Task instructions
Every record must appear in your copy exactly as written, with no pictures.

Information provided
╭──
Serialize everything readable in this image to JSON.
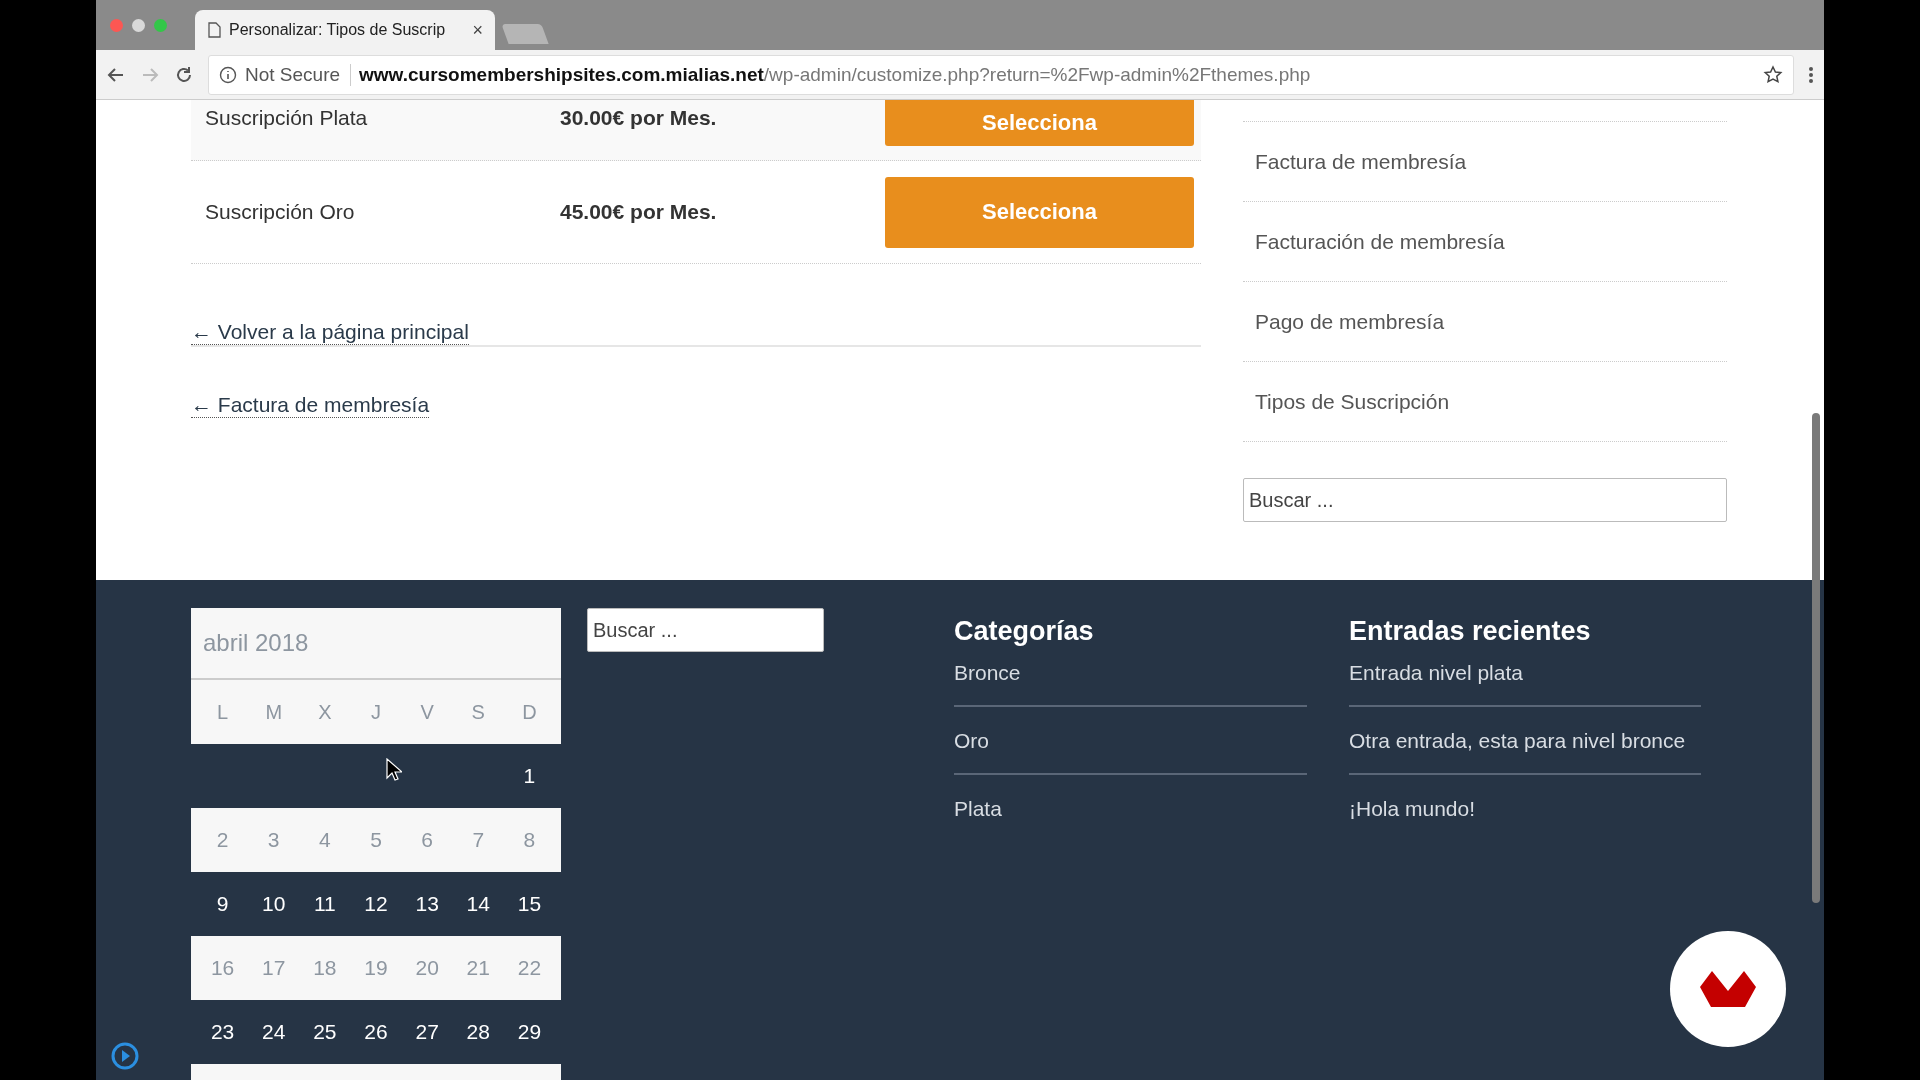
{
  "browser": {
    "tab_title": "Personalizar: Tipos de Suscrip",
    "tab_close": "×",
    "security": "Not Secure",
    "url_domain": "www.cursomembershipsites.com.mialias.net",
    "url_path": "/wp-admin/customize.php?return=%2Fwp-admin%2Fthemes.php"
  },
  "plans": [
    {
      "name": "Suscripción Plata",
      "price": "30.00€ por Mes.",
      "button": "Selecciona"
    },
    {
      "name": "Suscripción Oro",
      "price": "45.00€ por Mes.",
      "button": "Selecciona"
    }
  ],
  "post_nav": [
    "← Volver a la página principal",
    "← Factura de membresía"
  ],
  "sidebar": {
    "items": [
      "Factura de membresía",
      "Facturación de membresía",
      "Pago de membresía",
      "Tipos de Suscripción"
    ],
    "search": {
      "placeholder": "Buscar ..."
    }
  },
  "footer": {
    "calendar": {
      "caption": "abril 2018",
      "weekdays": [
        "L",
        "M",
        "X",
        "J",
        "V",
        "S",
        "D"
      ],
      "weeks": [
        [
          "1"
        ],
        [
          "2",
          "3",
          "4",
          "5",
          "6",
          "7",
          "8"
        ],
        [
          "9",
          "10",
          "11",
          "12",
          "13",
          "14",
          "15"
        ],
        [
          "16",
          "17",
          "18",
          "19",
          "20",
          "21",
          "22"
        ],
        [
          "23",
          "24",
          "25",
          "26",
          "27",
          "28",
          "29"
        ]
      ]
    },
    "search": {
      "placeholder": "Buscar ..."
    },
    "categories": {
      "title": "Categorías",
      "items": [
        "Bronce",
        "Oro",
        "Plata"
      ]
    },
    "recent": {
      "title": "Entradas recientes",
      "items": [
        "Entrada nivel plata",
        "Otra entrada, esta para nivel bronce",
        "¡Hola mundo!"
      ]
    }
  }
}
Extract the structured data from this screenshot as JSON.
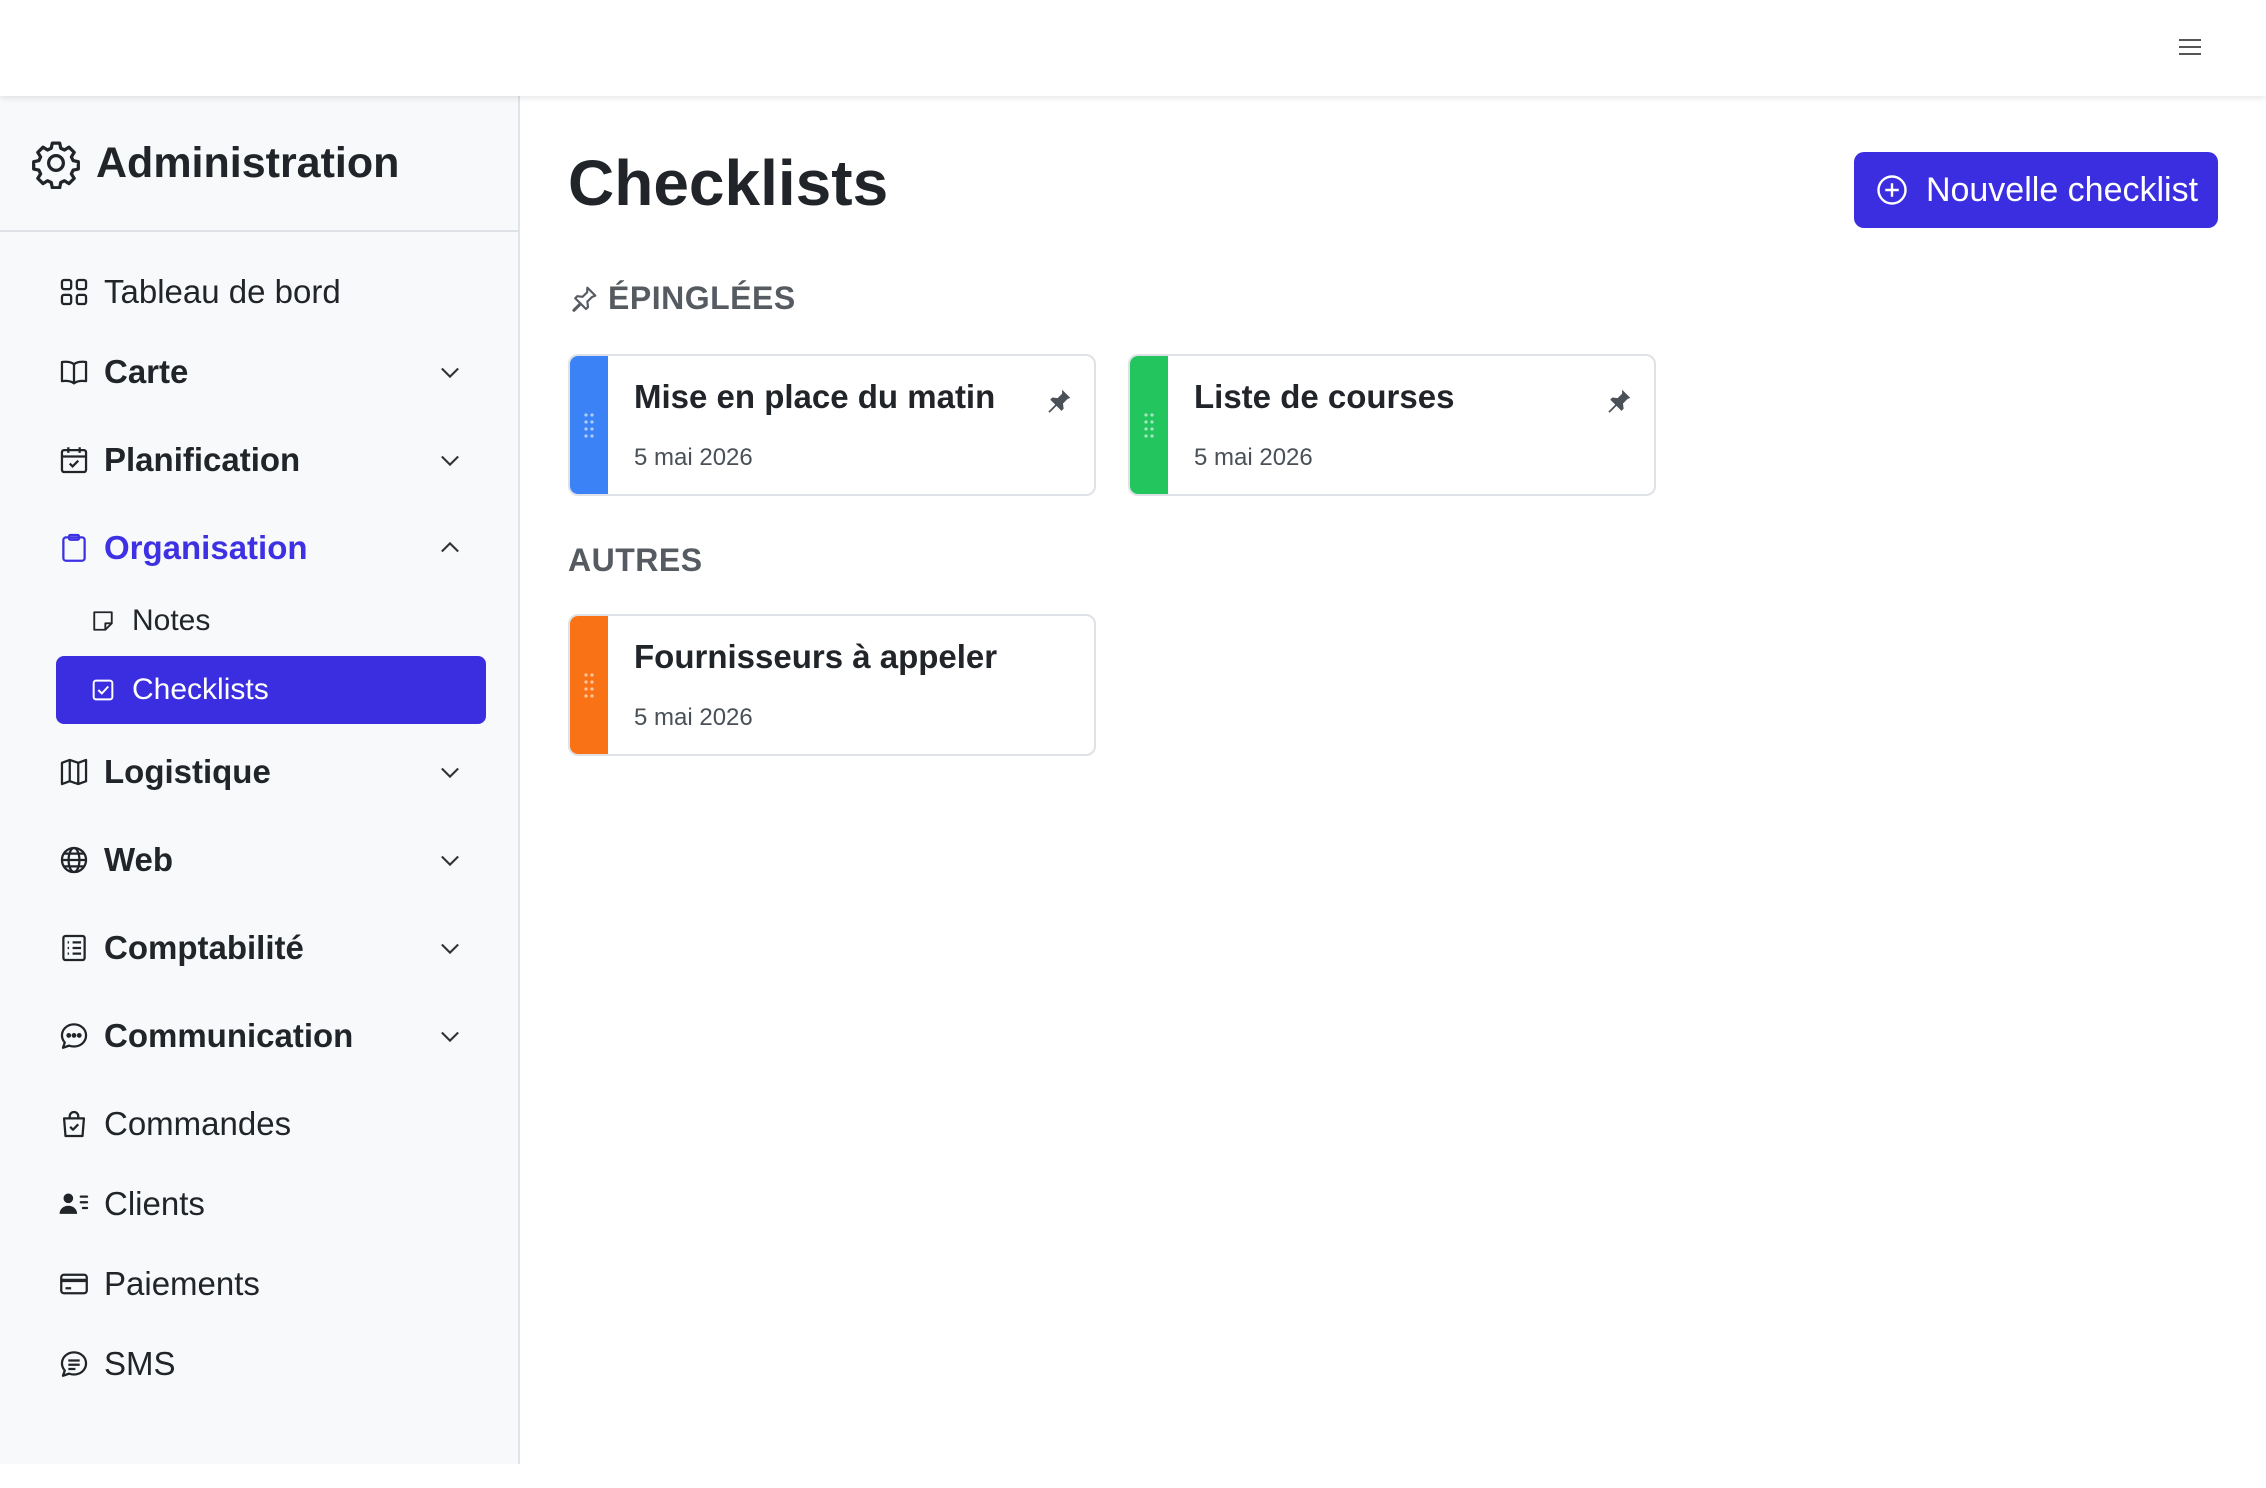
{
  "sidebar": {
    "brand": "Administration",
    "items": [
      {
        "label": "Tableau de bord"
      },
      {
        "label": "Carte"
      },
      {
        "label": "Planification"
      },
      {
        "label": "Organisation"
      },
      {
        "label": "Logistique"
      },
      {
        "label": "Web"
      },
      {
        "label": "Comptabilité"
      },
      {
        "label": "Communication"
      },
      {
        "label": "Commandes"
      },
      {
        "label": "Clients"
      },
      {
        "label": "Paiements"
      },
      {
        "label": "SMS"
      }
    ],
    "sub_items": [
      {
        "label": "Notes"
      },
      {
        "label": "Checklists"
      }
    ]
  },
  "main": {
    "title": "Checklists",
    "new_button": "Nouvelle checklist",
    "pinned_heading": "ÉPINGLÉES",
    "others_heading": "AUTRES",
    "pinned": [
      {
        "title": "Mise en place du matin",
        "date": "5 mai 2026",
        "color": "#3b82f6"
      },
      {
        "title": "Liste de courses",
        "date": "5 mai 2026",
        "color": "#22c55e"
      }
    ],
    "others": [
      {
        "title": "Fournisseurs à appeler",
        "date": "5 mai 2026",
        "color": "#f97316"
      }
    ]
  },
  "colors": {
    "accent": "#3a2ee0",
    "active_text": "#3d31e3"
  }
}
╰──
Written response
Serialize everything readable in this image to JSON.
{
  "browser": {
    "tab_title": "Personalizar: Tipos de Suscrip",
    "tab_close": "×",
    "security": "Not Secure",
    "url_domain": "www.cursomembershipsites.com.mialias.net",
    "url_path": "/wp-admin/customize.php?return=%2Fwp-admin%2Fthemes.php"
  },
  "plans": [
    {
      "name": "Suscripción Plata",
      "price": "30.00€ por Mes.",
      "button": "Selecciona"
    },
    {
      "name": "Suscripción Oro",
      "price": "45.00€ por Mes.",
      "button": "Selecciona"
    }
  ],
  "post_nav": [
    "← Volver a la página principal",
    "← Factura de membresía"
  ],
  "sidebar": {
    "items": [
      "Factura de membresía",
      "Facturación de membresía",
      "Pago de membresía",
      "Tipos de Suscripción"
    ],
    "search": {
      "placeholder": "Buscar ..."
    }
  },
  "footer": {
    "calendar": {
      "caption": "abril 2018",
      "weekdays": [
        "L",
        "M",
        "X",
        "J",
        "V",
        "S",
        "D"
      ],
      "weeks": [
        [
          "1"
        ],
        [
          "2",
          "3",
          "4",
          "5",
          "6",
          "7",
          "8"
        ],
        [
          "9",
          "10",
          "11",
          "12",
          "13",
          "14",
          "15"
        ],
        [
          "16",
          "17",
          "18",
          "19",
          "20",
          "21",
          "22"
        ],
        [
          "23",
          "24",
          "25",
          "26",
          "27",
          "28",
          "29"
        ]
      ]
    },
    "search": {
      "placeholder": "Buscar ..."
    },
    "categories": {
      "title": "Categorías",
      "items": [
        "Bronce",
        "Oro",
        "Plata"
      ]
    },
    "recent": {
      "title": "Entradas recientes",
      "items": [
        "Entrada nivel plata",
        "Otra entrada, esta para nivel bronce",
        "¡Hola mundo!"
      ]
    }
  }
}
Extract the structured data from this screenshot as JSON.
{
  "sidebar": {
    "brand": "Administration",
    "items": [
      {
        "label": "Tableau de bord"
      },
      {
        "label": "Carte"
      },
      {
        "label": "Planification"
      },
      {
        "label": "Organisation"
      },
      {
        "label": "Logistique"
      },
      {
        "label": "Web"
      },
      {
        "label": "Comptabilité"
      },
      {
        "label": "Communication"
      },
      {
        "label": "Commandes"
      },
      {
        "label": "Clients"
      },
      {
        "label": "Paiements"
      },
      {
        "label": "SMS"
      }
    ],
    "sub_items": [
      {
        "label": "Notes"
      },
      {
        "label": "Checklists"
      }
    ]
  },
  "main": {
    "title": "Checklists",
    "new_button": "Nouvelle checklist",
    "pinned_heading": "ÉPINGLÉES",
    "others_heading": "AUTRES",
    "pinned": [
      {
        "title": "Mise en place du matin",
        "date": "5 mai 2026",
        "color": "#3b82f6"
      },
      {
        "title": "Liste de courses",
        "date": "5 mai 2026",
        "color": "#22c55e"
      }
    ],
    "others": [
      {
        "title": "Fournisseurs à appeler",
        "date": "5 mai 2026",
        "color": "#f97316"
      }
    ]
  },
  "colors": {
    "accent": "#3a2ee0",
    "active_text": "#3d31e3"
  }
}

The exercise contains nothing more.